Skip every image and restate the data word for word.
----------
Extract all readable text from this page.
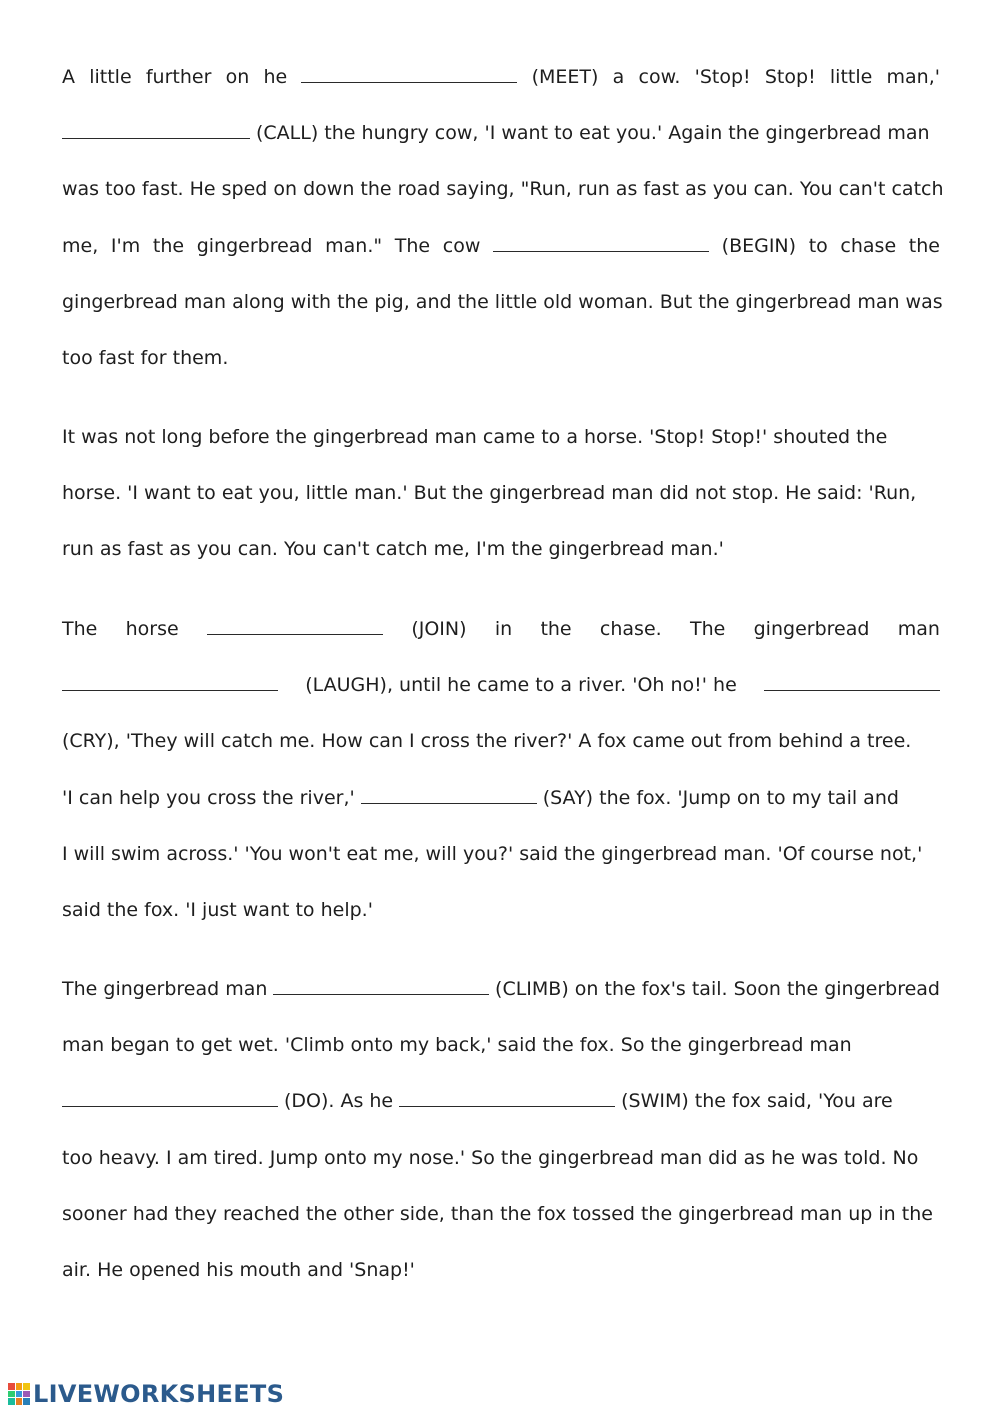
A little further on he	(MEET) a cow. 'Stop! Stop! little man,'
(CALL) the hungry cow, 'I want to eat you.' Again the gingerbread man
was too fast. He sped on down the road saying, "Run, run as fast as you can. You can't catch
me, I'm the gingerbread man." The cow	(BEGIN) to chase the
gingerbread man along with the pig, and the little old woman. But the gingerbread man was
too fast for them.
It was not long before the gingerbread man came to a horse. 'Stop! Stop!' shouted the
horse. 'I want to eat you, little man.' But the gingerbread man did not stop. He said: 'Run,
run as fast as you can. You can't catch me, I'm the gingerbread man.'
The horse	(JOIN) in the chase. The gingerbread man
(LAUGH), until he came to a river. 'Oh no!' he
(CRY), 'They will catch me. How can I cross the river?' A fox came out from behind a tree.
'I can help you cross the river,'	(SAY) the fox. 'Jump on to my tail and
I will swim across.' 'You won't eat me, will you?' said the gingerbread man. 'Of course not,'
said the fox. 'I just want to help.'
The gingerbread man	(CLIMB) on the fox's tail. Soon the gingerbread
man began to get wet. 'Climb onto my back,' said the fox. So the gingerbread man
(DO). As he	(SWIM) the fox said, 'You are
too heavy. I am tired. Jump onto my nose.' So the gingerbread man did as he was told. No
sooner had they reached the other side, than the fox tossed the gingerbread man up in the
air. He opened his mouth and 'Snap!'
LIVEWORKSHEETS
----------
§ THE RESULT:
Extract all readable text from this page.
A little further on he	(MEET) a cow. 'Stop! Stop! little man,'
(CALL) the hungry cow, 'I want to eat you.' Again the gingerbread man
was too fast. He sped on down the road saying, "Run, run as fast as you can. You can't catch
me, I'm the gingerbread man." The cow	(BEGIN) to chase the
gingerbread man along with the pig, and the little old woman. But the gingerbread man was
too fast for them.
It was not long before the gingerbread man came to a horse. 'Stop! Stop!' shouted the
horse. 'I want to eat you, little man.' But the gingerbread man did not stop. He said: 'Run,
run as fast as you can. You can't catch me, I'm the gingerbread man.'
The horse	(JOIN) in the chase. The gingerbread man
(LAUGH), until he came to a river. 'Oh no!' he
(CRY), 'They will catch me. How can I cross the river?' A fox came out from behind a tree.
'I can help you cross the river,'	(SAY) the fox. 'Jump on to my tail and
I will swim across.' 'You won't eat me, will you?' said the gingerbread man. 'Of course not,'
said the fox. 'I just want to help.'
The gingerbread man	(CLIMB) on the fox's tail. Soon the gingerbread
man began to get wet. 'Climb onto my back,' said the fox. So the gingerbread man
(DO). As he	(SWIM) the fox said, 'You are
too heavy. I am tired. Jump onto my nose.' So the gingerbread man did as he was told. No
sooner had they reached the other side, than the fox tossed the gingerbread man up in the
air. He opened his mouth and 'Snap!'
LIVEWORKSHEETS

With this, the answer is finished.